Dataset excerpt:
※ ※ ※
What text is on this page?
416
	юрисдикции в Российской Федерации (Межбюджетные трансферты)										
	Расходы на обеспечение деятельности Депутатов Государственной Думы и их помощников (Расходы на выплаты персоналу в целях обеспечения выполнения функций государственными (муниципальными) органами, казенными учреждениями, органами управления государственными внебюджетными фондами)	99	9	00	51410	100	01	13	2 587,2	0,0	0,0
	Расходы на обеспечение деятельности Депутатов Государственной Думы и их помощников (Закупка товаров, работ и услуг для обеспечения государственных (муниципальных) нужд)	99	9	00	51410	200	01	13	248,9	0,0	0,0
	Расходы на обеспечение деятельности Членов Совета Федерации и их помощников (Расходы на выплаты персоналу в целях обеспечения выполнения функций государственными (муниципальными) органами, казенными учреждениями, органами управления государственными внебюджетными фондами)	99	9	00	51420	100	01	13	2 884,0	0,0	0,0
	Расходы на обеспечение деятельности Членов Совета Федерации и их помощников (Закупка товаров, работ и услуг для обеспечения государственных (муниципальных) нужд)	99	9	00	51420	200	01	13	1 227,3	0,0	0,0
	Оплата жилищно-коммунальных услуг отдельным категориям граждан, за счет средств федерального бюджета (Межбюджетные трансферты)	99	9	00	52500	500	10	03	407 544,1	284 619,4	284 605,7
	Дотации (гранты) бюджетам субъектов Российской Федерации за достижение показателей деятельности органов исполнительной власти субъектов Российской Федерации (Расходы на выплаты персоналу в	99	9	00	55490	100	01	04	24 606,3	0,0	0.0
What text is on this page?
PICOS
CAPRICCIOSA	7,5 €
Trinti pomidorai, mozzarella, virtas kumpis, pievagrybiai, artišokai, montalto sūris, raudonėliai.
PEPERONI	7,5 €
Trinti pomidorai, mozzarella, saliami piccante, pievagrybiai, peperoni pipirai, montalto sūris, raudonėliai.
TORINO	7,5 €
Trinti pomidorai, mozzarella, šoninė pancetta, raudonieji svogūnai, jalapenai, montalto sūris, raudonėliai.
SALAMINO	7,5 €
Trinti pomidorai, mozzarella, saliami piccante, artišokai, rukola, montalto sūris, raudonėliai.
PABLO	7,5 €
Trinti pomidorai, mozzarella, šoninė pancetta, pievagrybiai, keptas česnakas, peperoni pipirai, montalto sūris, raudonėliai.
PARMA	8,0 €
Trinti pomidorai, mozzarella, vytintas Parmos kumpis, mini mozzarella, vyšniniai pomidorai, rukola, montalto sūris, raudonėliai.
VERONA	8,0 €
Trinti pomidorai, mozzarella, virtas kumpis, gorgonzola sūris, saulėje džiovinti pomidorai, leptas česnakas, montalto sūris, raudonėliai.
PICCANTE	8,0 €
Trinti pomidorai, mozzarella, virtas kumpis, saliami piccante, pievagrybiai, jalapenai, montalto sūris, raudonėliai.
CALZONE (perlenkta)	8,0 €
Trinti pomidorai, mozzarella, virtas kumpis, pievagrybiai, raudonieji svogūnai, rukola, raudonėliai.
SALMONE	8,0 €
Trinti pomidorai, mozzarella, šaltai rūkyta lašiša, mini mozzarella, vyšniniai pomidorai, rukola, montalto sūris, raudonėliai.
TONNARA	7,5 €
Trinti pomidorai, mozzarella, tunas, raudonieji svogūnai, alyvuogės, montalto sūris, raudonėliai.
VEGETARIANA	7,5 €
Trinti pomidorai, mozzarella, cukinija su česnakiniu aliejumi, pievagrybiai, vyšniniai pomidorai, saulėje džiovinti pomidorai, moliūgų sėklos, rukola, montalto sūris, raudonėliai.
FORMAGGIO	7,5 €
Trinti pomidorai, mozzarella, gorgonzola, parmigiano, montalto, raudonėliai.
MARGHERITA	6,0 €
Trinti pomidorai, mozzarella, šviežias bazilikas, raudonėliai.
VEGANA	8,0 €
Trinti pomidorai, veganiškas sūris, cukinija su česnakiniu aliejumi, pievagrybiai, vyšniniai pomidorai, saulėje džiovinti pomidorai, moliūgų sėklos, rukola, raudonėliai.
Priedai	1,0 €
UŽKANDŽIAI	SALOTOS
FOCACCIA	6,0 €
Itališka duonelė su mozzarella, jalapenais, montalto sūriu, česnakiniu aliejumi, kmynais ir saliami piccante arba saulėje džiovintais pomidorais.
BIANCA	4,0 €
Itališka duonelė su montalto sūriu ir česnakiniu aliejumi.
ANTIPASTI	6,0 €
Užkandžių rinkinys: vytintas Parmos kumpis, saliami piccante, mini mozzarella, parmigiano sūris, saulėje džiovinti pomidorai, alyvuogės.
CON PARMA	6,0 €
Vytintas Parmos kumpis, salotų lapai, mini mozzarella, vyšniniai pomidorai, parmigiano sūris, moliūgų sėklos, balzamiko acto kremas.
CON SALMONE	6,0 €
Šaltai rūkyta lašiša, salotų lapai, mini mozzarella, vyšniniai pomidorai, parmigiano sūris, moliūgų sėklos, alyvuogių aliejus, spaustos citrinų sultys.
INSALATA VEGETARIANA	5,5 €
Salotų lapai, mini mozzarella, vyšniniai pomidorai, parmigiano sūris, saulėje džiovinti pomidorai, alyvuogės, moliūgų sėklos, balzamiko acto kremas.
※ ※ ※
**Job:**
Your task is to return the full listing exactly as it was given.

**Full output:**
What text is on this page?
416
	юрисдикции в Российской Федерации (Межбюджетные трансферты)										
	Расходы на обеспечение деятельности Депутатов Государственной Думы и их помощников (Расходы на выплаты персоналу в целях обеспечения выполнения функций государственными (муниципальными) органами, казенными учреждениями, органами управления государственными внебюджетными фондами)	99	9	00	51410	100	01	13	2 587,2	0,0	0,0
	Расходы на обеспечение деятельности Депутатов Государственной Думы и их помощников (Закупка товаров, работ и услуг для обеспечения государственных (муниципальных) нужд)	99	9	00	51410	200	01	13	248,9	0,0	0,0
	Расходы на обеспечение деятельности Членов Совета Федерации и их помощников (Расходы на выплаты персоналу в целях обеспечения выполнения функций государственными (муниципальными) органами, казенными учреждениями, органами управления государственными внебюджетными фондами)	99	9	00	51420	100	01	13	2 884,0	0,0	0,0
	Расходы на обеспечение деятельности Членов Совета Федерации и их помощников (Закупка товаров, работ и услуг для обеспечения государственных (муниципальных) нужд)	99	9	00	51420	200	01	13	1 227,3	0,0	0,0
	Оплата жилищно-коммунальных услуг отдельным категориям граждан, за счет средств федерального бюджета (Межбюджетные трансферты)	99	9	00	52500	500	10	03	407 544,1	284 619,4	284 605,7
	Дотации (гранты) бюджетам субъектов Российской Федерации за достижение показателей деятельности органов исполнительной власти субъектов Российской Федерации (Расходы на выплаты персоналу в	99	9	00	55490	100	01	04	24 606,3	0,0	0.0
What text is on this page?
PICOS
CAPRICCIOSA	7,5 €
Trinti pomidorai, mozzarella, virtas kumpis, pievagrybiai, artišokai, montalto sūris, raudonėliai.
PEPERONI	7,5 €
Trinti pomidorai, mozzarella, saliami piccante, pievagrybiai, peperoni pipirai, montalto sūris, raudonėliai.
TORINO	7,5 €
Trinti pomidorai, mozzarella, šoninė pancetta, raudonieji svogūnai, jalapenai, montalto sūris, raudonėliai.
SALAMINO	7,5 €
Trinti pomidorai, mozzarella, saliami piccante, artišokai, rukola, montalto sūris, raudonėliai.
PABLO	7,5 €
Trinti pomidorai, mozzarella, šoninė pancetta, pievagrybiai, keptas česnakas, peperoni pipirai, montalto sūris, raudonėliai.
PARMA	8,0 €
Trinti pomidorai, mozzarella, vytintas Parmos kumpis, mini mozzarella, vyšniniai pomidorai, rukola, montalto sūris, raudonėliai.
VERONA	8,0 €
Trinti pomidorai, mozzarella, virtas kumpis, gorgonzola sūris, saulėje džiovinti pomidorai, leptas česnakas, montalto sūris, raudonėliai.
PICCANTE	8,0 €
Trinti pomidorai, mozzarella, virtas kumpis, saliami piccante, pievagrybiai, jalapenai, montalto sūris, raudonėliai.
CALZONE (perlenkta)	8,0 €
Trinti pomidorai, mozzarella, virtas kumpis, pievagrybiai, raudonieji svogūnai, rukola, raudonėliai.
SALMONE	8,0 €
Trinti pomidorai, mozzarella, šaltai rūkyta lašiša, mini mozzarella, vyšniniai pomidorai, rukola, montalto sūris, raudonėliai.
TONNARA	7,5 €
Trinti pomidorai, mozzarella, tunas, raudonieji svogūnai, alyvuogės, montalto sūris, raudonėliai.
VEGETARIANA	7,5 €
Trinti pomidorai, mozzarella, cukinija su česnakiniu aliejumi, pievagrybiai, vyšniniai pomidorai, saulėje džiovinti pomidorai, moliūgų sėklos, rukola, montalto sūris, raudonėliai.
FORMAGGIO	7,5 €
Trinti pomidorai, mozzarella, gorgonzola, parmigiano, montalto, raudonėliai.
MARGHERITA	6,0 €
Trinti pomidorai, mozzarella, šviežias bazilikas, raudonėliai.
VEGANA	8,0 €
Trinti pomidorai, veganiškas sūris, cukinija su česnakiniu aliejumi, pievagrybiai, vyšniniai pomidorai, saulėje džiovinti pomidorai, moliūgų sėklos, rukola, raudonėliai.
Priedai	1,0 €
UŽKANDŽIAI	SALOTOS
FOCACCIA	6,0 €
Itališka duonelė su mozzarella, jalapenais, montalto sūriu, česnakiniu aliejumi, kmynais ir saliami piccante arba saulėje džiovintais pomidorais.
BIANCA	4,0 €
Itališka duonelė su montalto sūriu ir česnakiniu aliejumi.
ANTIPASTI	6,0 €
Užkandžių rinkinys: vytintas Parmos kumpis, saliami piccante, mini mozzarella, parmigiano sūris, saulėje džiovinti pomidorai, alyvuogės.
CON PARMA	6,0 €
Vytintas Parmos kumpis, salotų lapai, mini mozzarella, vyšniniai pomidorai, parmigiano sūris, moliūgų sėklos, balzamiko acto kremas.
CON SALMONE	6,0 €
Šaltai rūkyta lašiša, salotų lapai, mini mozzarella, vyšniniai pomidorai, parmigiano sūris, moliūgų sėklos, alyvuogių aliejus, spaustos citrinų sultys.
INSALATA VEGETARIANA	5,5 €
Salotų lapai, mini mozzarella, vyšniniai pomidorai, parmigiano sūris, saulėje džiovinti pomidorai, alyvuogės, moliūgų sėklos, balzamiko acto kremas.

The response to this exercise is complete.